▸ What to work on:
Output a single figure: the number of lines in which the word "Temperature" appears.

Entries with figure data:
────────────────

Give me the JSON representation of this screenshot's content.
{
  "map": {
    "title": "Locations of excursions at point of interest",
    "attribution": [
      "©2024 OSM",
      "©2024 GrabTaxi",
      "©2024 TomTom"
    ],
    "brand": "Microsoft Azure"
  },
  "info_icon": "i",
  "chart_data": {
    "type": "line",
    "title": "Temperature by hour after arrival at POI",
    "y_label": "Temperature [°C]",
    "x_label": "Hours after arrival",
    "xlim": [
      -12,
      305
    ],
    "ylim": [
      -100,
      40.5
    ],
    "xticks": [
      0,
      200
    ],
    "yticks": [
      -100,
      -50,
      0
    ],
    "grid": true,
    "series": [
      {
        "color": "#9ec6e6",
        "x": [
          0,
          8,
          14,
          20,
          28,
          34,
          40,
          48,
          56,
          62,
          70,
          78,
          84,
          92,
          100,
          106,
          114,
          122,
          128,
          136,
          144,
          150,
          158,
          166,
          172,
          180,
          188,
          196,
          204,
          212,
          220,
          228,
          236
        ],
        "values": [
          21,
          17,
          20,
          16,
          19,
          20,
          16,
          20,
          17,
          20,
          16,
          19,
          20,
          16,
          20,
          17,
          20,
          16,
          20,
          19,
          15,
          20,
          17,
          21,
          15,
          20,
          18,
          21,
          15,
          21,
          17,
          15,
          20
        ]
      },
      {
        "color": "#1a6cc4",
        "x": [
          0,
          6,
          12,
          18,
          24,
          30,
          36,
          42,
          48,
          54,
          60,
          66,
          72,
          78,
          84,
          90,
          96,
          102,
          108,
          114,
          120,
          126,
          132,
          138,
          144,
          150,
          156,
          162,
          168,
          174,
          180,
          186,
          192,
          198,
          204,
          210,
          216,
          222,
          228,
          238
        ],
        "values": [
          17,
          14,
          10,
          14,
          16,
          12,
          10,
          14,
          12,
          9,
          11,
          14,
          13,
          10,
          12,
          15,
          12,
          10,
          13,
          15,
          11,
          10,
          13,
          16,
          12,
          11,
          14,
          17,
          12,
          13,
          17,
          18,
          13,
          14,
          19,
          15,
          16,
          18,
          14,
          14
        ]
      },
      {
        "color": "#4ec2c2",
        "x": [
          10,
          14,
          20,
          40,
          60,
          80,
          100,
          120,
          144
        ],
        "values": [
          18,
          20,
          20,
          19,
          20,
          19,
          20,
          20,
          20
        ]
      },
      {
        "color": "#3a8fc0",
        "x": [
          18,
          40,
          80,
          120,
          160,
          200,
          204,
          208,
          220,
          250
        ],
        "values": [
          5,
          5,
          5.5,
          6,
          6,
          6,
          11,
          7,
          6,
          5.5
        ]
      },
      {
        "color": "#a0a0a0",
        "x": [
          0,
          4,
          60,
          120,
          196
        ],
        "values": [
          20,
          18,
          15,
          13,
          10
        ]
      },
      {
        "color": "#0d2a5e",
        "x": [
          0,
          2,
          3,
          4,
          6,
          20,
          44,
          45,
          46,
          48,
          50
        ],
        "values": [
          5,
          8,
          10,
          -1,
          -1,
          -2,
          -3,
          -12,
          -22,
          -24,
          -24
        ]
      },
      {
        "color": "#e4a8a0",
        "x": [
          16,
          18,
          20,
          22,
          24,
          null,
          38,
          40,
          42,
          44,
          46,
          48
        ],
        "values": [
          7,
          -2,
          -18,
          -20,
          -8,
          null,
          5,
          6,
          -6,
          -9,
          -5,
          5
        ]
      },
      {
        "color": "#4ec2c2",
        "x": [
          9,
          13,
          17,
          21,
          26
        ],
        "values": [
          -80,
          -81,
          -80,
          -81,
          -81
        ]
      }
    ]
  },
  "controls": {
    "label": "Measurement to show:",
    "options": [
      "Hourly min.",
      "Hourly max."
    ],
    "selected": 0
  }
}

────────────────

▸ Task answer:
2